**REQUIRED WORK:** Reproduce all of the material exactly as shown.

**DATASET ROWS:**

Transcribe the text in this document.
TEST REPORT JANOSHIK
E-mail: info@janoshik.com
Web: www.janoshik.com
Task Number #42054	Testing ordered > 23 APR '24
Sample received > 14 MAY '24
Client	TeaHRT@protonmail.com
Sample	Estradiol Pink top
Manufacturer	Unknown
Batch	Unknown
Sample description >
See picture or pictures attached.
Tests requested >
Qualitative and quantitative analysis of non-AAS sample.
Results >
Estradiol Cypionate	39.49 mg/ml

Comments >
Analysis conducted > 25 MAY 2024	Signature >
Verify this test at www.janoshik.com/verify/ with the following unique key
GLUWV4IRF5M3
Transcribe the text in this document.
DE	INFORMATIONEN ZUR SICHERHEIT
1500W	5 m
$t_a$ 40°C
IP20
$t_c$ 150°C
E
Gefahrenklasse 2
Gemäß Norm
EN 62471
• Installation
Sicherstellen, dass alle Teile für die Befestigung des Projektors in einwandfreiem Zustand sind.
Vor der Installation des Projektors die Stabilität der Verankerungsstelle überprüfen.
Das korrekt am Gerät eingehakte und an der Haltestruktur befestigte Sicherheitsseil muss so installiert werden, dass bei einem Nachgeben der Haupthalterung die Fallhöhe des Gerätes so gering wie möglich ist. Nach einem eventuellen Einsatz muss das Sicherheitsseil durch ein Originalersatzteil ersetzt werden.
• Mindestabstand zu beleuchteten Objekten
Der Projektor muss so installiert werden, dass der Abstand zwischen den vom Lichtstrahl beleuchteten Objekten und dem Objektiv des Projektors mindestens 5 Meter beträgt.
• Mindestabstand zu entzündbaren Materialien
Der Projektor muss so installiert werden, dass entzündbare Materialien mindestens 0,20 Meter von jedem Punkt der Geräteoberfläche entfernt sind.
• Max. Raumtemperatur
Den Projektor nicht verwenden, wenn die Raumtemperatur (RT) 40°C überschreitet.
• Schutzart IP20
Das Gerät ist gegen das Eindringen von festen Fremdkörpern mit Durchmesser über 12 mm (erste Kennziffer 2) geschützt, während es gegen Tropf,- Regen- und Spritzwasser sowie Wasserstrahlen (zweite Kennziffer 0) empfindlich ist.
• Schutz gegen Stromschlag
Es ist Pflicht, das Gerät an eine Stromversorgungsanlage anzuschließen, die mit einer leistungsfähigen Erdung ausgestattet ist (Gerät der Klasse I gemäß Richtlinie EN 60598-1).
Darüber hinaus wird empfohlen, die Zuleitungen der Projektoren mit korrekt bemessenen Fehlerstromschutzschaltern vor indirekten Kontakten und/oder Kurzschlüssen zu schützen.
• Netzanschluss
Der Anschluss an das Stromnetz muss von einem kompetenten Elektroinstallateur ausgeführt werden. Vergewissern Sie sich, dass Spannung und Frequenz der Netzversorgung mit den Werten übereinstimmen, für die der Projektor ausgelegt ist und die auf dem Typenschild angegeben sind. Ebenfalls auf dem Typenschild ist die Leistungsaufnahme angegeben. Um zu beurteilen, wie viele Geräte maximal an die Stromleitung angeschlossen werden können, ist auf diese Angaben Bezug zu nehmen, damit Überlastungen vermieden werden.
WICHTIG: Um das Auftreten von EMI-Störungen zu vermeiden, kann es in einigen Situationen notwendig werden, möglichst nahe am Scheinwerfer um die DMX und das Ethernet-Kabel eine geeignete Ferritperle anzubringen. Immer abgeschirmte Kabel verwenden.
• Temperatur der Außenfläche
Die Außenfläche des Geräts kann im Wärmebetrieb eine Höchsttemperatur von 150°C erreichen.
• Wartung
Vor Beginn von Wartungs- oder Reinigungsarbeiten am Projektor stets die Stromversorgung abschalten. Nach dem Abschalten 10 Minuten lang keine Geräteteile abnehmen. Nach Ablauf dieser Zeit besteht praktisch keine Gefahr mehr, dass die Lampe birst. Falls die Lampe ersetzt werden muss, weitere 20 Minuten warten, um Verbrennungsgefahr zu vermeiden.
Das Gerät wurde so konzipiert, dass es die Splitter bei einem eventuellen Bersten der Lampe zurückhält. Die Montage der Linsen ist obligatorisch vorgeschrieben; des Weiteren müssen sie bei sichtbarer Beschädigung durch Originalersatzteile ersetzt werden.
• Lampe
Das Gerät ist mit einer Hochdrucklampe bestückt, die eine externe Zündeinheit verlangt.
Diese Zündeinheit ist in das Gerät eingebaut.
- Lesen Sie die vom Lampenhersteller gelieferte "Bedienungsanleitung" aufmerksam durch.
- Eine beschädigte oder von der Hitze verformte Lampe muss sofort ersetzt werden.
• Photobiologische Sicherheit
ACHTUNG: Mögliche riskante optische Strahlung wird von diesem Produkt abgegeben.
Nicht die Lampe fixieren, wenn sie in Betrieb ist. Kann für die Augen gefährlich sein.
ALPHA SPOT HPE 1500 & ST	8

**REPLY:**
Transcribe the text in this document.
TEST REPORT JANOSHIK
E-mail: info@janoshik.com
Web: www.janoshik.com
Task Number #42054	Testing ordered > 23 APR '24
Sample received > 14 MAY '24
Client	TeaHRT@protonmail.com
Sample	Estradiol Pink top
Manufacturer	Unknown
Batch	Unknown
Sample description >
See picture or pictures attached.
Tests requested >
Qualitative and quantitative analysis of non-AAS sample.
Results >
Estradiol Cypionate	39.49 mg/ml

Comments >
Analysis conducted > 25 MAY 2024	Signature >
Verify this test at www.janoshik.com/verify/ with the following unique key
GLUWV4IRF5M3
Transcribe the text in this document.
DE	INFORMATIONEN ZUR SICHERHEIT
1500W	5 m
$t_a$ 40°C
IP20
$t_c$ 150°C
E
Gefahrenklasse 2
Gemäß Norm
EN 62471
• Installation
Sicherstellen, dass alle Teile für die Befestigung des Projektors in einwandfreiem Zustand sind.
Vor der Installation des Projektors die Stabilität der Verankerungsstelle überprüfen.
Das korrekt am Gerät eingehakte und an der Haltestruktur befestigte Sicherheitsseil muss so installiert werden, dass bei einem Nachgeben der Haupthalterung die Fallhöhe des Gerätes so gering wie möglich ist. Nach einem eventuellen Einsatz muss das Sicherheitsseil durch ein Originalersatzteil ersetzt werden.
• Mindestabstand zu beleuchteten Objekten
Der Projektor muss so installiert werden, dass der Abstand zwischen den vom Lichtstrahl beleuchteten Objekten und dem Objektiv des Projektors mindestens 5 Meter beträgt.
• Mindestabstand zu entzündbaren Materialien
Der Projektor muss so installiert werden, dass entzündbare Materialien mindestens 0,20 Meter von jedem Punkt der Geräteoberfläche entfernt sind.
• Max. Raumtemperatur
Den Projektor nicht verwenden, wenn die Raumtemperatur (RT) 40°C überschreitet.
• Schutzart IP20
Das Gerät ist gegen das Eindringen von festen Fremdkörpern mit Durchmesser über 12 mm (erste Kennziffer 2) geschützt, während es gegen Tropf,- Regen- und Spritzwasser sowie Wasserstrahlen (zweite Kennziffer 0) empfindlich ist.
• Schutz gegen Stromschlag
Es ist Pflicht, das Gerät an eine Stromversorgungsanlage anzuschließen, die mit einer leistungsfähigen Erdung ausgestattet ist (Gerät der Klasse I gemäß Richtlinie EN 60598-1).
Darüber hinaus wird empfohlen, die Zuleitungen der Projektoren mit korrekt bemessenen Fehlerstromschutzschaltern vor indirekten Kontakten und/oder Kurzschlüssen zu schützen.
• Netzanschluss
Der Anschluss an das Stromnetz muss von einem kompetenten Elektroinstallateur ausgeführt werden. Vergewissern Sie sich, dass Spannung und Frequenz der Netzversorgung mit den Werten übereinstimmen, für die der Projektor ausgelegt ist und die auf dem Typenschild angegeben sind. Ebenfalls auf dem Typenschild ist die Leistungsaufnahme angegeben. Um zu beurteilen, wie viele Geräte maximal an die Stromleitung angeschlossen werden können, ist auf diese Angaben Bezug zu nehmen, damit Überlastungen vermieden werden.
WICHTIG: Um das Auftreten von EMI-Störungen zu vermeiden, kann es in einigen Situationen notwendig werden, möglichst nahe am Scheinwerfer um die DMX und das Ethernet-Kabel eine geeignete Ferritperle anzubringen. Immer abgeschirmte Kabel verwenden.
• Temperatur der Außenfläche
Die Außenfläche des Geräts kann im Wärmebetrieb eine Höchsttemperatur von 150°C erreichen.
• Wartung
Vor Beginn von Wartungs- oder Reinigungsarbeiten am Projektor stets die Stromversorgung abschalten. Nach dem Abschalten 10 Minuten lang keine Geräteteile abnehmen. Nach Ablauf dieser Zeit besteht praktisch keine Gefahr mehr, dass die Lampe birst. Falls die Lampe ersetzt werden muss, weitere 20 Minuten warten, um Verbrennungsgefahr zu vermeiden.
Das Gerät wurde so konzipiert, dass es die Splitter bei einem eventuellen Bersten der Lampe zurückhält. Die Montage der Linsen ist obligatorisch vorgeschrieben; des Weiteren müssen sie bei sichtbarer Beschädigung durch Originalersatzteile ersetzt werden.
• Lampe
Das Gerät ist mit einer Hochdrucklampe bestückt, die eine externe Zündeinheit verlangt.
Diese Zündeinheit ist in das Gerät eingebaut.
- Lesen Sie die vom Lampenhersteller gelieferte "Bedienungsanleitung" aufmerksam durch.
- Eine beschädigte oder von der Hitze verformte Lampe muss sofort ersetzt werden.
• Photobiologische Sicherheit
ACHTUNG: Mögliche riskante optische Strahlung wird von diesem Produkt abgegeben.
Nicht die Lampe fixieren, wenn sie in Betrieb ist. Kann für die Augen gefährlich sein.
ALPHA SPOT HPE 1500 & ST	8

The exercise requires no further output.